— Aim of the task —
Gather every line that includes the word "toggle", please.

######

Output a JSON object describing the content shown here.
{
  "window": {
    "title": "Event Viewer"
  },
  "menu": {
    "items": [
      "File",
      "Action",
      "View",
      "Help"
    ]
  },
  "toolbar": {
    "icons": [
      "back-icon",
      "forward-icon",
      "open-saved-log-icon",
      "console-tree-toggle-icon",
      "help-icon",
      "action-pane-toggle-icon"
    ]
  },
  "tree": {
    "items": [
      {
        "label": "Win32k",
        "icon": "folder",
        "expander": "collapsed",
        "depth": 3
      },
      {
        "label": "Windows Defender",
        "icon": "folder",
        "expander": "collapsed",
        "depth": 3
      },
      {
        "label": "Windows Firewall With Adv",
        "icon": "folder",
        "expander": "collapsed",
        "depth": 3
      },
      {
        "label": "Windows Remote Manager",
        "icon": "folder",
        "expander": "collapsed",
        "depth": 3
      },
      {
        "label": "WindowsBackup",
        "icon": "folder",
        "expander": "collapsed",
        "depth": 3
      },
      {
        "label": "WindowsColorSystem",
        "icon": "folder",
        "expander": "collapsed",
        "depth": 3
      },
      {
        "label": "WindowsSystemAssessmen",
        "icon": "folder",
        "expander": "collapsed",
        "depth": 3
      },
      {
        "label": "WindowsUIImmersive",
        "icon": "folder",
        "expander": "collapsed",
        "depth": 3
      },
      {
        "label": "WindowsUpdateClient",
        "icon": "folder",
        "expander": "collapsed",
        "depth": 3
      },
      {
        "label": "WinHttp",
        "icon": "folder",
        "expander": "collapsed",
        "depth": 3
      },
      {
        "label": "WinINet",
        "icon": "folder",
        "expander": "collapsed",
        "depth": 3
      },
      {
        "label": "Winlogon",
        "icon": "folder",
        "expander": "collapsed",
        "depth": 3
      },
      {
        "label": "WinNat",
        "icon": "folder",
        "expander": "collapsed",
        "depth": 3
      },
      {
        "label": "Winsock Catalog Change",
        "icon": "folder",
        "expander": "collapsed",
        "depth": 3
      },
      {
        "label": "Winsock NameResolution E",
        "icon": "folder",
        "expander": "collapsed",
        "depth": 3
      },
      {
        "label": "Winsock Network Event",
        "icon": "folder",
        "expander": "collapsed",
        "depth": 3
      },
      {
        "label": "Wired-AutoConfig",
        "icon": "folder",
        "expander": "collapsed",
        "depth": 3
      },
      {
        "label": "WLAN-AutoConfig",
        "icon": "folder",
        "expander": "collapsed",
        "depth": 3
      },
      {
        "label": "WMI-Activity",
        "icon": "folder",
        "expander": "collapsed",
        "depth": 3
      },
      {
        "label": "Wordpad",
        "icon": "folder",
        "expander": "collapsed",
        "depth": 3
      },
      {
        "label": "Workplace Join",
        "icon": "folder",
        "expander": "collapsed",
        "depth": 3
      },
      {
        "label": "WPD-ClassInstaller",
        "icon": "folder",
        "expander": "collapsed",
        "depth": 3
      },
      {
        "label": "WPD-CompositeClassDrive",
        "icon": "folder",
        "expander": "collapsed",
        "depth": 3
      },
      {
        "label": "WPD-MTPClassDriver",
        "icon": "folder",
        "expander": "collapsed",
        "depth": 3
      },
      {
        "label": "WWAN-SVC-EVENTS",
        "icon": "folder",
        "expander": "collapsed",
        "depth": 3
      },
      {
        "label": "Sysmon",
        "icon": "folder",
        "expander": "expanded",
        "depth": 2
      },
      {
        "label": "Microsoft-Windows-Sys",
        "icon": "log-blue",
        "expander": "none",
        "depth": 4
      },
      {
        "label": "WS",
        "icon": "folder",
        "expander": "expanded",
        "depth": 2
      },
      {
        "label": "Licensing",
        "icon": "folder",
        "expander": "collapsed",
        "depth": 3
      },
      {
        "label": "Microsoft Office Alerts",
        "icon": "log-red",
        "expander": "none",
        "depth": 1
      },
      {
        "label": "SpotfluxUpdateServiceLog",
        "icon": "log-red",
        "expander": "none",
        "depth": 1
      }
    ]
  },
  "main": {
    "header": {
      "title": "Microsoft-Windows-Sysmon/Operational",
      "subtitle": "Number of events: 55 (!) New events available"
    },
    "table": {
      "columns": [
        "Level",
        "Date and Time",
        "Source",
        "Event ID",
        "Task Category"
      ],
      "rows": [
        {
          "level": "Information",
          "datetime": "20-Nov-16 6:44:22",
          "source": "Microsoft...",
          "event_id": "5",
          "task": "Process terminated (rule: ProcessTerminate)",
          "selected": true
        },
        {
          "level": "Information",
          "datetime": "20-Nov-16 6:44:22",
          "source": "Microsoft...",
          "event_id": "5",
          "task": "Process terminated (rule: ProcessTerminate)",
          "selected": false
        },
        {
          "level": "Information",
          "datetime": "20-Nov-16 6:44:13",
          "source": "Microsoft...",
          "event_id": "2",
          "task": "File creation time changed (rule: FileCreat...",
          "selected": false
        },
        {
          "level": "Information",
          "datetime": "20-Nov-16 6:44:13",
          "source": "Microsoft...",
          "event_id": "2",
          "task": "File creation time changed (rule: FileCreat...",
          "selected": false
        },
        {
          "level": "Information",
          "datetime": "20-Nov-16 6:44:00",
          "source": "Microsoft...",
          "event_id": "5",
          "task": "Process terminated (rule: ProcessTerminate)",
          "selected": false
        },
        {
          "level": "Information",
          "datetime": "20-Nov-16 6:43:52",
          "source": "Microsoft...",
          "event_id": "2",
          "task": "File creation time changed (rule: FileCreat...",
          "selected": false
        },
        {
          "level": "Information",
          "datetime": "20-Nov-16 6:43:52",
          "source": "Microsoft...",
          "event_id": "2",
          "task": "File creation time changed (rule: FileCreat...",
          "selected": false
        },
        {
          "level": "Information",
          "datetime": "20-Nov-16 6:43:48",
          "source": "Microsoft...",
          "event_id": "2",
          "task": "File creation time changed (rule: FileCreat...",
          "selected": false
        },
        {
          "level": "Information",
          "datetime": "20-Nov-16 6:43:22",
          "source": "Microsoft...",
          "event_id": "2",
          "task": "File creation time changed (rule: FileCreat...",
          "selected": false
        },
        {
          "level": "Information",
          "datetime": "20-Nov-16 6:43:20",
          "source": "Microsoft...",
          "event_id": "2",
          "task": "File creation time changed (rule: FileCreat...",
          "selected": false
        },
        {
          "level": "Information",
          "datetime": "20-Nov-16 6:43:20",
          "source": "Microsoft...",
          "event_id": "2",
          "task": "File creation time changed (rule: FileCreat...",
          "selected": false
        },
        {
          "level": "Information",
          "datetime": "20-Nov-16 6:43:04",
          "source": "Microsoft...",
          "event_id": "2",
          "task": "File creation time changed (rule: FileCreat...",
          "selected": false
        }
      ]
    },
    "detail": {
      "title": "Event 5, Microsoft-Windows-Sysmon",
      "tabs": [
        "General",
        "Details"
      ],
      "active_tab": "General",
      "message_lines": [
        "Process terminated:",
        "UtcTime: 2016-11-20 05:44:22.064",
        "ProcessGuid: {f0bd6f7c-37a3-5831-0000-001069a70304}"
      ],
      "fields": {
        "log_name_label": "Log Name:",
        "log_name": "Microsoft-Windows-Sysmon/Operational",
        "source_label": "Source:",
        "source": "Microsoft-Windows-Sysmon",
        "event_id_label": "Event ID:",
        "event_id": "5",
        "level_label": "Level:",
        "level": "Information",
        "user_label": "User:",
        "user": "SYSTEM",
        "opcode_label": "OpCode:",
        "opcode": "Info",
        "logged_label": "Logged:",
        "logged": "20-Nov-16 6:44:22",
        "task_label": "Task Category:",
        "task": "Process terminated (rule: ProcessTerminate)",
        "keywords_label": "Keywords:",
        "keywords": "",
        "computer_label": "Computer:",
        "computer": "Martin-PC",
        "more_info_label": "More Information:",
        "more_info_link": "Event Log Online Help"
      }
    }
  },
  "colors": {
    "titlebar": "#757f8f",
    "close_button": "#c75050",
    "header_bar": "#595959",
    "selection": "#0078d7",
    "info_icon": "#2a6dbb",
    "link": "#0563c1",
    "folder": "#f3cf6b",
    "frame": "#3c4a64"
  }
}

######

— Expected output —
      "console-tree-toggle-icon",
      "action-pane-toggle-icon"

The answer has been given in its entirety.